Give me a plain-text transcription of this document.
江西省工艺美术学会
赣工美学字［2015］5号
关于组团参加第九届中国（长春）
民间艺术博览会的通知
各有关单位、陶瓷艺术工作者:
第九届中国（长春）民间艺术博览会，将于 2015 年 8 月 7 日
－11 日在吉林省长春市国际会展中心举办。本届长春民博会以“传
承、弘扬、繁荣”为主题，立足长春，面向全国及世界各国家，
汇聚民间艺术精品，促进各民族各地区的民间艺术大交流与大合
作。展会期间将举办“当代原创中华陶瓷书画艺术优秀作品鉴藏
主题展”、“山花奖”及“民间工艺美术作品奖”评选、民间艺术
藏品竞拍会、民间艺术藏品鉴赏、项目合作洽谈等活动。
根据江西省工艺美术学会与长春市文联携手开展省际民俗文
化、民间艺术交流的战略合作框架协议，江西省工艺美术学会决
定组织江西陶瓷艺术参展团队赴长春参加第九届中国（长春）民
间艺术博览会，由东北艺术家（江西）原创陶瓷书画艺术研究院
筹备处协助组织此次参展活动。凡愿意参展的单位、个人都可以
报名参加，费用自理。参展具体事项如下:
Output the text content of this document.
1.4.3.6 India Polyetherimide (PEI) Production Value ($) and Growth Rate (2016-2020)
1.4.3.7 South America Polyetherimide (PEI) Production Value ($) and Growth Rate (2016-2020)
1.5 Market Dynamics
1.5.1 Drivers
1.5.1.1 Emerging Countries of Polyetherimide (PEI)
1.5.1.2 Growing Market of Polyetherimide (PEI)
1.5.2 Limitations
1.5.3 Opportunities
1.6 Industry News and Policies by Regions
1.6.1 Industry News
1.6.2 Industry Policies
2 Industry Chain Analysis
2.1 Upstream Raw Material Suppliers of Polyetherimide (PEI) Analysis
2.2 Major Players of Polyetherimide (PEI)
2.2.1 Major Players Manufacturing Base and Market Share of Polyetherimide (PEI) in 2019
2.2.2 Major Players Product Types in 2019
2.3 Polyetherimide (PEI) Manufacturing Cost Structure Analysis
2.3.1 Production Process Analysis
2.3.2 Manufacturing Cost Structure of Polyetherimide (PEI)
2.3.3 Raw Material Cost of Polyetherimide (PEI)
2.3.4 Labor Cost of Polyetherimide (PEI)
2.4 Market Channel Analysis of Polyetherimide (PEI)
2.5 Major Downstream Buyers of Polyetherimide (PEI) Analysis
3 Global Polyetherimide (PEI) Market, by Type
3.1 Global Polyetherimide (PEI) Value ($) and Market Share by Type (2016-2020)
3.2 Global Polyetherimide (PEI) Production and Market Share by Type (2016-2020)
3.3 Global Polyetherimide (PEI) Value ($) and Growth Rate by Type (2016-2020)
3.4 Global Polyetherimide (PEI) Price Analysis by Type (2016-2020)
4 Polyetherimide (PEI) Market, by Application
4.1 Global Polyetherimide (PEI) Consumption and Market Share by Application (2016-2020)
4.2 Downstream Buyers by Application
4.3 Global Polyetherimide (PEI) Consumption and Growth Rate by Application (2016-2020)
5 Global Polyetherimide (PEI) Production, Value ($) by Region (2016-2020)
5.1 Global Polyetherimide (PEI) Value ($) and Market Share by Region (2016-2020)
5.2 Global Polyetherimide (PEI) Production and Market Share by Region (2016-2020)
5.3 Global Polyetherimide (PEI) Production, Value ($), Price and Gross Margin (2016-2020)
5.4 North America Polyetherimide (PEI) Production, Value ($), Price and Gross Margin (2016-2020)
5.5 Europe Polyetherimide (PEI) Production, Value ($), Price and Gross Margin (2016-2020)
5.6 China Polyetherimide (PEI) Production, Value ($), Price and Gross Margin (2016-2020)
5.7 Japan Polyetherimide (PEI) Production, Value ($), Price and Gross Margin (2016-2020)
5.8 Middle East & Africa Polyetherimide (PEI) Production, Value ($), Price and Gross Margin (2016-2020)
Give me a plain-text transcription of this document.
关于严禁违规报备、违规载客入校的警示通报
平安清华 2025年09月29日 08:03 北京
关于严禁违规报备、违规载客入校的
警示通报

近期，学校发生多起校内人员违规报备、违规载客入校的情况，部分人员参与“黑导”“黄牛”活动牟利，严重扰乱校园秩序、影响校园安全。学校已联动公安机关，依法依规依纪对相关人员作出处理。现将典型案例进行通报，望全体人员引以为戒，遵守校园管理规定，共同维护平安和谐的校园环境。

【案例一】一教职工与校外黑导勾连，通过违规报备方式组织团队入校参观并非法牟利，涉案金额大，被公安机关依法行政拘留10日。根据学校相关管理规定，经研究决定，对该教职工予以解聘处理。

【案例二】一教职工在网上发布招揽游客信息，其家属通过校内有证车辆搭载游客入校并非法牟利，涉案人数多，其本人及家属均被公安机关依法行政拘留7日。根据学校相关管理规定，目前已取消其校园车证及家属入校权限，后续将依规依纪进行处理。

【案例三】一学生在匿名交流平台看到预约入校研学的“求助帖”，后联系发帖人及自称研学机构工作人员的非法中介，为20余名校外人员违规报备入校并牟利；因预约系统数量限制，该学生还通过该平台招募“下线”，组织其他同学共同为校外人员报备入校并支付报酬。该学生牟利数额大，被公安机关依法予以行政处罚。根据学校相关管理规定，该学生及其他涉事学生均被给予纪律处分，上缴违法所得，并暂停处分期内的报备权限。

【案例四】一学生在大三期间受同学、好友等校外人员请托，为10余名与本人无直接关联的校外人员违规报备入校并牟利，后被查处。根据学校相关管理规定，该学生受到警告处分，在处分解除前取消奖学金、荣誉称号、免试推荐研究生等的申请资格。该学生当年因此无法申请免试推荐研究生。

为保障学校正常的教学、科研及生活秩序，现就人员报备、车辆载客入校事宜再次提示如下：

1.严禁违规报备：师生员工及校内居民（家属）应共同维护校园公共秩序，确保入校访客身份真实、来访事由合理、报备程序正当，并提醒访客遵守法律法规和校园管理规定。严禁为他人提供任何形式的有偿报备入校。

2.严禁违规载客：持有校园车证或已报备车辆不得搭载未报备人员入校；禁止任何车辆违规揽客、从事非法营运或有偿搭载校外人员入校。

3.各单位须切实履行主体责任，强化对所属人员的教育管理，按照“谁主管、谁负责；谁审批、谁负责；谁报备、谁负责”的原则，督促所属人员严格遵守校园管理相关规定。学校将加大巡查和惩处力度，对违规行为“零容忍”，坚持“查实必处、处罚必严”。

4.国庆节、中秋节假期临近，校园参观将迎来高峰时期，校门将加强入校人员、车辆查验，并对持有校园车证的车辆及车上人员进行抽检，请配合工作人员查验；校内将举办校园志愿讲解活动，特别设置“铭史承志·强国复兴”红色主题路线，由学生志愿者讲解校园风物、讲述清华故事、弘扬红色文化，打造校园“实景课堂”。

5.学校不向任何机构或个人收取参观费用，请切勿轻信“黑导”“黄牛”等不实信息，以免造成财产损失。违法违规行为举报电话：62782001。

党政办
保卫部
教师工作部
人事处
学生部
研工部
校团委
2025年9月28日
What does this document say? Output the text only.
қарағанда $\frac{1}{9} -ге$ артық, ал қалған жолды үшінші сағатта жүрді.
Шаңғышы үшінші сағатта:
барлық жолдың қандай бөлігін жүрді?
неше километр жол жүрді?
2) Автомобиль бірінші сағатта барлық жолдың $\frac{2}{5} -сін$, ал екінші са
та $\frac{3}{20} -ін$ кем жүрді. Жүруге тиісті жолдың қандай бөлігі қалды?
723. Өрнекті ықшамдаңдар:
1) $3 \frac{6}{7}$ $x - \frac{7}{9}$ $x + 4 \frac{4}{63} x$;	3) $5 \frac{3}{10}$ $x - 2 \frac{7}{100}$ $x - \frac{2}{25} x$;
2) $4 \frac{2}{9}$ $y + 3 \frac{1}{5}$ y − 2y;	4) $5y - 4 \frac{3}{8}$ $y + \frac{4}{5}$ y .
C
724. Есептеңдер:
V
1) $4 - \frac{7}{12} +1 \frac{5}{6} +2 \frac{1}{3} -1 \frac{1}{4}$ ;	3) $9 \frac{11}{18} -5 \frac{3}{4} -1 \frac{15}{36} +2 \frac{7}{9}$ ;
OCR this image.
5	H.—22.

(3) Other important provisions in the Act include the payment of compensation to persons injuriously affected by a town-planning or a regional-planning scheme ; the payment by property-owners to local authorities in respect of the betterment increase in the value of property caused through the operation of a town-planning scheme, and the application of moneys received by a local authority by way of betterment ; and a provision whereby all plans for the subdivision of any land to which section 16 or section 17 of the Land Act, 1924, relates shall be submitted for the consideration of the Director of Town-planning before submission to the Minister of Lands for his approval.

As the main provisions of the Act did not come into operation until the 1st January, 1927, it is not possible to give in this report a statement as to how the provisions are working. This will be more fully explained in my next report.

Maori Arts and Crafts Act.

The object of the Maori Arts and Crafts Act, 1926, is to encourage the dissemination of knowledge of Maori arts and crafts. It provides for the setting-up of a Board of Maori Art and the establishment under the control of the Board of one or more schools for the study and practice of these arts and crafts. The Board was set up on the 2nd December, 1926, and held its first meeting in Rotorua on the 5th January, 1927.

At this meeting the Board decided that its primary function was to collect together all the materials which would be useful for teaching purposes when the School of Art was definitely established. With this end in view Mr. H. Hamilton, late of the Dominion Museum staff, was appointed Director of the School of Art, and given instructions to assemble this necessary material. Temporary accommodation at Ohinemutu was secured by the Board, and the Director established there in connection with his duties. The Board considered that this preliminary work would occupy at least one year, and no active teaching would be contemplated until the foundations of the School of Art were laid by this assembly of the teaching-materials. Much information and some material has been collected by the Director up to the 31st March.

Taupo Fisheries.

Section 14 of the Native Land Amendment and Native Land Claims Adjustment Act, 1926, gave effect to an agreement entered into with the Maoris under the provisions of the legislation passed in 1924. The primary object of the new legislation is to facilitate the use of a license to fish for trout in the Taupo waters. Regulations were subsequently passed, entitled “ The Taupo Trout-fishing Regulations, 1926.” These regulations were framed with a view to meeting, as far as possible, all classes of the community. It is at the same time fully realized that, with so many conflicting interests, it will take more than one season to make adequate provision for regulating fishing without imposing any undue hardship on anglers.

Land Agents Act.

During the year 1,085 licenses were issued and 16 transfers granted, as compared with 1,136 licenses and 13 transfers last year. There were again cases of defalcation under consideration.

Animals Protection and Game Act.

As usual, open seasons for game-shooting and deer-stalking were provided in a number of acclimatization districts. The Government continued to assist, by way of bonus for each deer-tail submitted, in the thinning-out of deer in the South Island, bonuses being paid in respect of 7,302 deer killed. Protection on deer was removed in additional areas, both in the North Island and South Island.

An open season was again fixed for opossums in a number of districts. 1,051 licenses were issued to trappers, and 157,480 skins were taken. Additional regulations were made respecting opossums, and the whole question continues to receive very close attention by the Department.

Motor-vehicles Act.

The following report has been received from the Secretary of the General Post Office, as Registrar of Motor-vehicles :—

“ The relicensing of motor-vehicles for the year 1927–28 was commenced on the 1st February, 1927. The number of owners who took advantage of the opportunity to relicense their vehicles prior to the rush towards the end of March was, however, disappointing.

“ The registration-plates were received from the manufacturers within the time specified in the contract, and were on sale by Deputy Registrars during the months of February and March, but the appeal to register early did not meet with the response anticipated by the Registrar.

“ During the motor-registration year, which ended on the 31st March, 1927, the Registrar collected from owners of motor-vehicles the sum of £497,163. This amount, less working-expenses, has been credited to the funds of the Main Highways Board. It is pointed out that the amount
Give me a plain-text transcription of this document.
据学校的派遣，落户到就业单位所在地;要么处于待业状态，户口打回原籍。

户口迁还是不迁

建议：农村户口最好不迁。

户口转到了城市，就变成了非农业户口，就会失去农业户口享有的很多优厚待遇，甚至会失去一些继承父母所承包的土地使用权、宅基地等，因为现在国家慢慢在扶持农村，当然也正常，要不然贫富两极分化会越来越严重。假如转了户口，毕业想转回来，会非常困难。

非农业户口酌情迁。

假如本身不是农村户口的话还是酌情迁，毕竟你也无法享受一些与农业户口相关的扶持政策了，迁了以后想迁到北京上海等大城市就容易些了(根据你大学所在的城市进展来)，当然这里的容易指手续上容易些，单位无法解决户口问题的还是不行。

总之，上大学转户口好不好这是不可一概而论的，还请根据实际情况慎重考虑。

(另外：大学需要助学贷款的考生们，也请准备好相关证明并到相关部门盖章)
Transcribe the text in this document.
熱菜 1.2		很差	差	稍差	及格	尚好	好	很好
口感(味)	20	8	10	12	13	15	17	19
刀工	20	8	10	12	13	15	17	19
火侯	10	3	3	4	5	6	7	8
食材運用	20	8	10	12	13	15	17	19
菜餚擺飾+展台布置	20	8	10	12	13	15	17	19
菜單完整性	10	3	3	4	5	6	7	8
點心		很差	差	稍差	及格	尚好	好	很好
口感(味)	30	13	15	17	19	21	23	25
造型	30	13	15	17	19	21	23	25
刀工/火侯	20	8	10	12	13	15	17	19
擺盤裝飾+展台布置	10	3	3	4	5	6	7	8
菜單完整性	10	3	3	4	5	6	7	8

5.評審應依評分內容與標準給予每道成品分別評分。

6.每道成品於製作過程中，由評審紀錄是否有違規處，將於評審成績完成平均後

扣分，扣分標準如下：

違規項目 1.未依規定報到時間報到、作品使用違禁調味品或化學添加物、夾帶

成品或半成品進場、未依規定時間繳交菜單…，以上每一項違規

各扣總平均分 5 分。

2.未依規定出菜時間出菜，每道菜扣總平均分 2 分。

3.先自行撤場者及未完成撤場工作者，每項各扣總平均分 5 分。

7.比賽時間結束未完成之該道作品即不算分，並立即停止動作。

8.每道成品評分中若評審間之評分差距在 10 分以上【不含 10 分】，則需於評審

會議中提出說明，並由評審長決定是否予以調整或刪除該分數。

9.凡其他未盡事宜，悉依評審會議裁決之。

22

--*--

**WHAT YOU NEED TO DO**: Search the data above for lines holding "жолдың" and copy each of them.

**EXERCISE SOLUTION**:
барлық жолдың қандай бөлігін жүрді?
2) Автомобиль бірінші сағатта барлық жолдың $\frac{2}{5} -сін$, ал екінші са
та $\frac{3}{20} -ін$ кем жүрді. Жүруге тиісті жолдың қандай бөлігі қалды?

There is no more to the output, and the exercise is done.